• _Task statement_: Write out every entry, unchanged. Skip any picture.

• _Records for this exercise_:
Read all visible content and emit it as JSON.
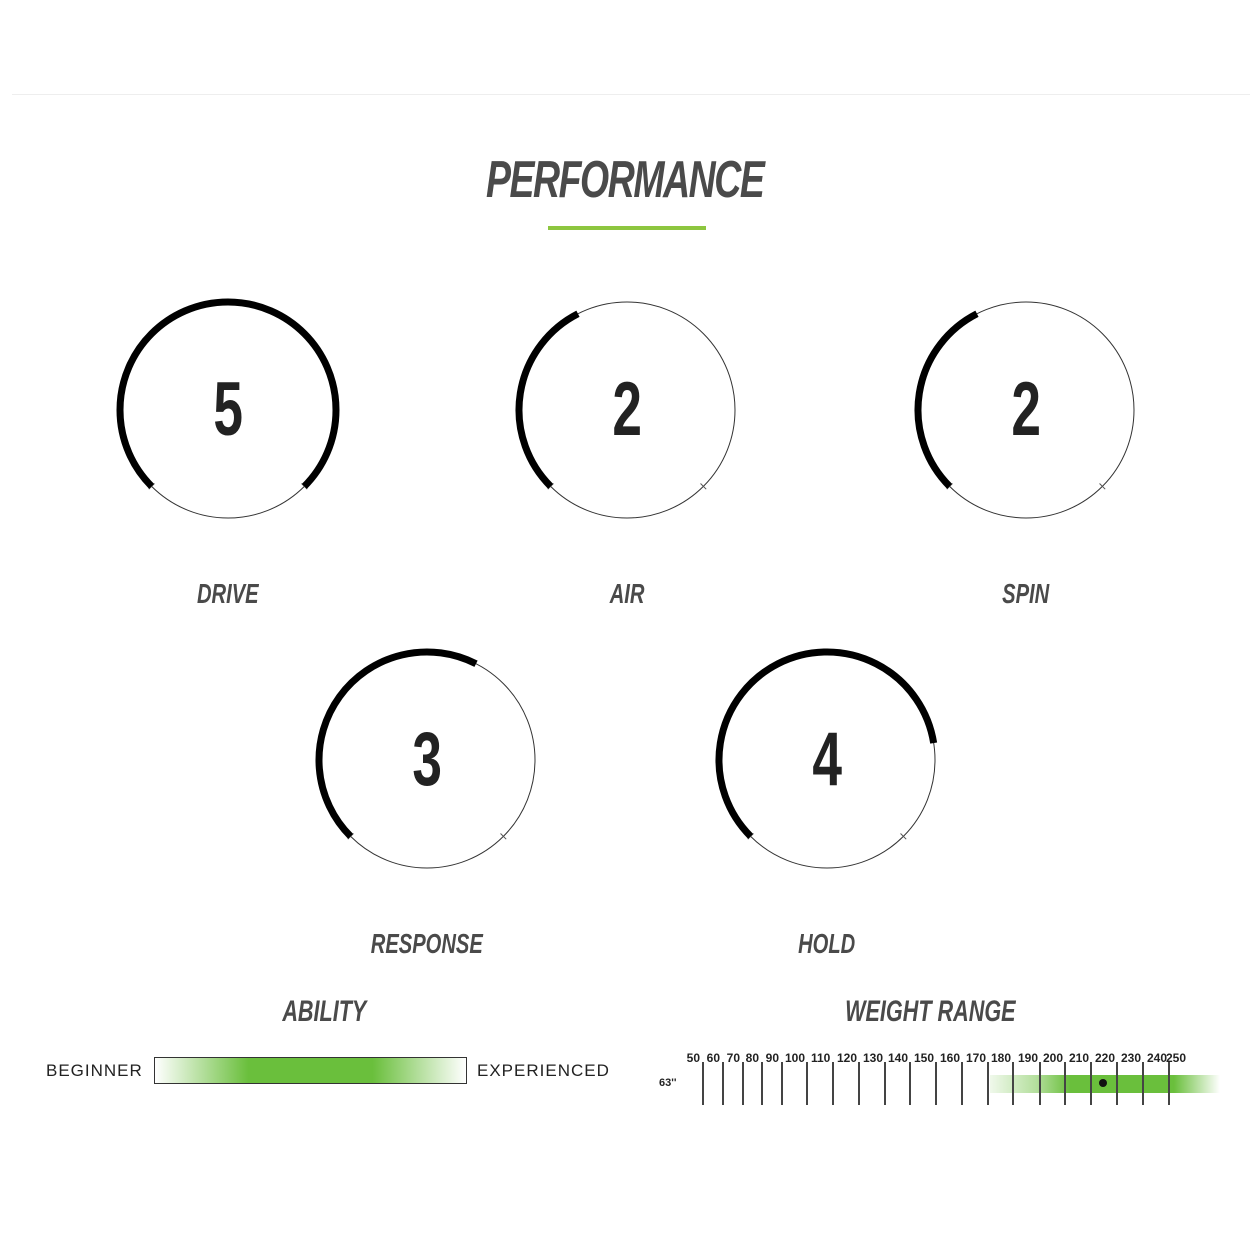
{
  "title": "PERFORMANCE",
  "accent_color": "#8dc63f",
  "gauges": [
    {
      "label": "DRIVE",
      "value": 5,
      "max": 5
    },
    {
      "label": "AIR",
      "value": 2,
      "max": 5
    },
    {
      "label": "SPIN",
      "value": 2,
      "max": 5
    },
    {
      "label": "RESPONSE",
      "value": 3,
      "max": 5
    },
    {
      "label": "HOLD",
      "value": 4,
      "max": 5
    }
  ],
  "ability": {
    "title": "ABILITY",
    "min_label": "BEGINNER",
    "max_label": "EXPERIENCED",
    "range": [
      0,
      1
    ]
  },
  "weight_range": {
    "title": "WEIGHT RANGE",
    "size_label": "63''",
    "ticks": [
      50,
      60,
      70,
      80,
      90,
      100,
      110,
      120,
      130,
      140,
      150,
      160,
      170,
      180,
      190,
      200,
      210,
      220,
      230,
      240,
      250
    ],
    "range": [
      180,
      250
    ],
    "optimal": 225,
    "bar_color": "#6abf3c"
  }
}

• _Answer for this exercise_:
Read all visible content and emit it as JSON.
{
  "title": "PERFORMANCE",
  "accent_color": "#8dc63f",
  "gauges": [
    {
      "label": "DRIVE",
      "value": 5,
      "max": 5
    },
    {
      "label": "AIR",
      "value": 2,
      "max": 5
    },
    {
      "label": "SPIN",
      "value": 2,
      "max": 5
    },
    {
      "label": "RESPONSE",
      "value": 3,
      "max": 5
    },
    {
      "label": "HOLD",
      "value": 4,
      "max": 5
    }
  ],
  "ability": {
    "title": "ABILITY",
    "min_label": "BEGINNER",
    "max_label": "EXPERIENCED",
    "range": [
      0,
      1
    ]
  },
  "weight_range": {
    "title": "WEIGHT RANGE",
    "size_label": "63''",
    "ticks": [
      50,
      60,
      70,
      80,
      90,
      100,
      110,
      120,
      130,
      140,
      150,
      160,
      170,
      180,
      190,
      200,
      210,
      220,
      230,
      240,
      250
    ],
    "range": [
      180,
      250
    ],
    "optimal": 225,
    "bar_color": "#6abf3c"
  }
}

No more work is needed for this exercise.